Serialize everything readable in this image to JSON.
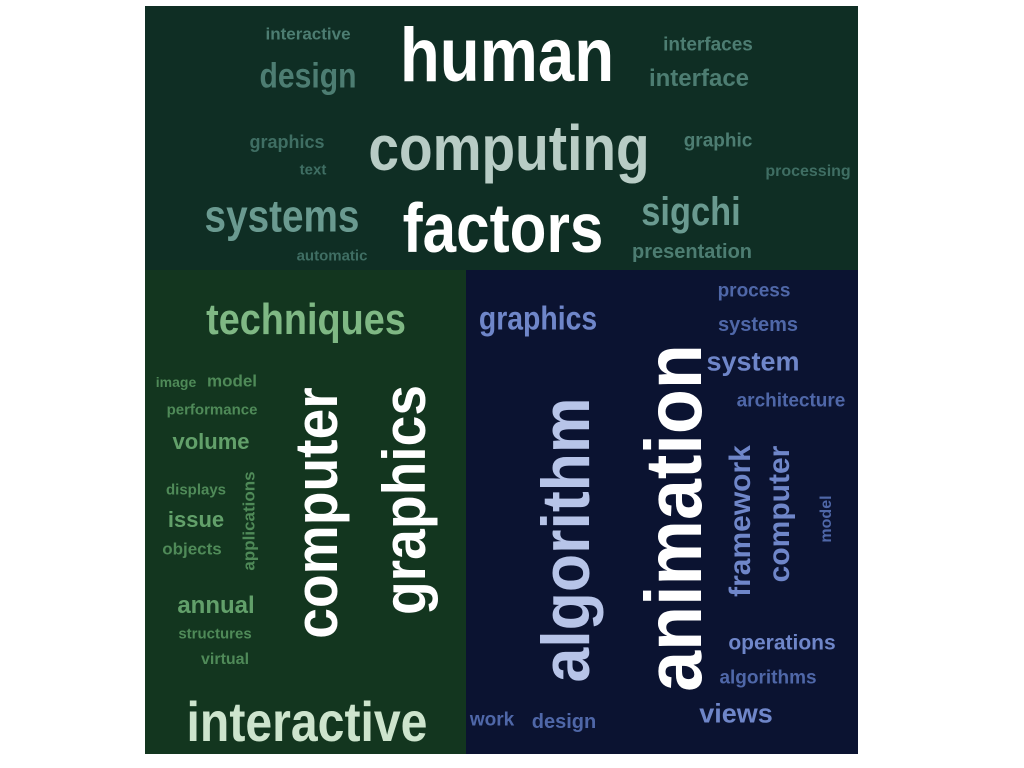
{
  "colors": {
    "background": "#ffffff",
    "top_panel": "#0f2e24",
    "left_panel": "#13361f",
    "right_panel": "#0b1331",
    "top_dim": "#4d7d72",
    "top_mid": "#6a9a90",
    "top_bright": "#ffffff",
    "left_dim": "#4f8a58",
    "left_mid": "#7fb884",
    "left_bright": "#ffffff",
    "right_dim": "#4f67a8",
    "right_mid": "#6f86c9",
    "right_bright": "#ffffff"
  },
  "top_cluster": {
    "human": "human",
    "interactive": "interactive",
    "interfaces": "interfaces",
    "design": "design",
    "interface": "interface",
    "graphics": "graphics",
    "computing": "computing",
    "graphic": "graphic",
    "text": "text",
    "processing": "processing",
    "systems": "systems",
    "factors": "factors",
    "sigchi": "sigchi",
    "automatic": "automatic",
    "presentation": "presentation"
  },
  "left_cluster": {
    "techniques": "techniques",
    "image": "image",
    "model": "model",
    "performance": "performance",
    "volume": "volume",
    "displays": "displays",
    "issue": "issue",
    "objects": "objects",
    "applications": "applications",
    "annual": "annual",
    "structures": "structures",
    "virtual": "virtual",
    "computer": "computer",
    "graphics": "graphics",
    "interactive": "interactive"
  },
  "right_cluster": {
    "graphics": "graphics",
    "algorithm": "algorithm",
    "animation": "animation",
    "process": "process",
    "systems": "systems",
    "system": "system",
    "architecture": "architecture",
    "framework": "framework",
    "computer": "computer",
    "model": "model",
    "operations": "operations",
    "algorithms": "algorithms",
    "views": "views",
    "work": "work",
    "design": "design"
  }
}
☆ ☆ ☆ ☆
> [TASK INSTRUCTIONS]: Filter the records for lines holding the string "ffffff". Copy each one.

> [RESULT FOR THIS EXERCISE]:
    "background": "#ffffff",
    "top_bright": "#ffffff",
    "left_bright": "#ffffff",
    "right_bright": "#ffffff"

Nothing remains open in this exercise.